## YOUR GOAL:
Output each entry exactly; skip nothing.

START DATA TO PROCESS

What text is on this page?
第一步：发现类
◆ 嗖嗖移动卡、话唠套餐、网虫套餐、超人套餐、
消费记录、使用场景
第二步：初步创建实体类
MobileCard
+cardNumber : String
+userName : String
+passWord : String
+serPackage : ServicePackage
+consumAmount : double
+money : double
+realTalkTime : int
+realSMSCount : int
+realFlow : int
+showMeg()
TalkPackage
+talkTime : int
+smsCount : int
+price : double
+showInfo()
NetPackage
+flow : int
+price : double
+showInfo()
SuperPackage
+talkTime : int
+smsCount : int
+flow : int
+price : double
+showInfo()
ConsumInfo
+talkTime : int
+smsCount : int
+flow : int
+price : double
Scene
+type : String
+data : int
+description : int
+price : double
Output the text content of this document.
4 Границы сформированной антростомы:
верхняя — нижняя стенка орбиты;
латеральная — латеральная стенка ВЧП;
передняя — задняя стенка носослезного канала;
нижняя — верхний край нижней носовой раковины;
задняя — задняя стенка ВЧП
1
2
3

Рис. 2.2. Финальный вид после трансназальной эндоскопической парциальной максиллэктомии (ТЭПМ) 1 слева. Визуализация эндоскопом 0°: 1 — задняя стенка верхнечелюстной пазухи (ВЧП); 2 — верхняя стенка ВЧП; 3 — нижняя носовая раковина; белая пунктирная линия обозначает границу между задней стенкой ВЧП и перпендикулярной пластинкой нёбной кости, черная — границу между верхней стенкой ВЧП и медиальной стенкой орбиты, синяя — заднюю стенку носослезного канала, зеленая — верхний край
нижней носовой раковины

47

END DATA TO PROCESS

## OUTPUT:
What text is on this page?
第一步：发现类
◆ 嗖嗖移动卡、话唠套餐、网虫套餐、超人套餐、
消费记录、使用场景
第二步：初步创建实体类
MobileCard
+cardNumber : String
+userName : String
+passWord : String
+serPackage : ServicePackage
+consumAmount : double
+money : double
+realTalkTime : int
+realSMSCount : int
+realFlow : int
+showMeg()
TalkPackage
+talkTime : int
+smsCount : int
+price : double
+showInfo()
NetPackage
+flow : int
+price : double
+showInfo()
SuperPackage
+talkTime : int
+smsCount : int
+flow : int
+price : double
+showInfo()
ConsumInfo
+talkTime : int
+smsCount : int
+flow : int
+price : double
Scene
+type : String
+data : int
+description : int
+price : double
Output the text content of this document.
4 Границы сформированной антростомы:
верхняя — нижняя стенка орбиты;
латеральная — латеральная стенка ВЧП;
передняя — задняя стенка носослезного канала;
нижняя — верхний край нижней носовой раковины;
задняя — задняя стенка ВЧП
1
2
3

Рис. 2.2. Финальный вид после трансназальной эндоскопической парциальной максиллэктомии (ТЭПМ) 1 слева. Визуализация эндоскопом 0°: 1 — задняя стенка верхнечелюстной пазухи (ВЧП); 2 — верхняя стенка ВЧП; 3 — нижняя носовая раковина; белая пунктирная линия обозначает границу между задней стенкой ВЧП и перпендикулярной пластинкой нёбной кости, черная — границу между верхней стенкой ВЧП и медиальной стенкой орбиты, синяя — заднюю стенку носослезного канала, зеленая — верхний край
нижней носовой раковины

47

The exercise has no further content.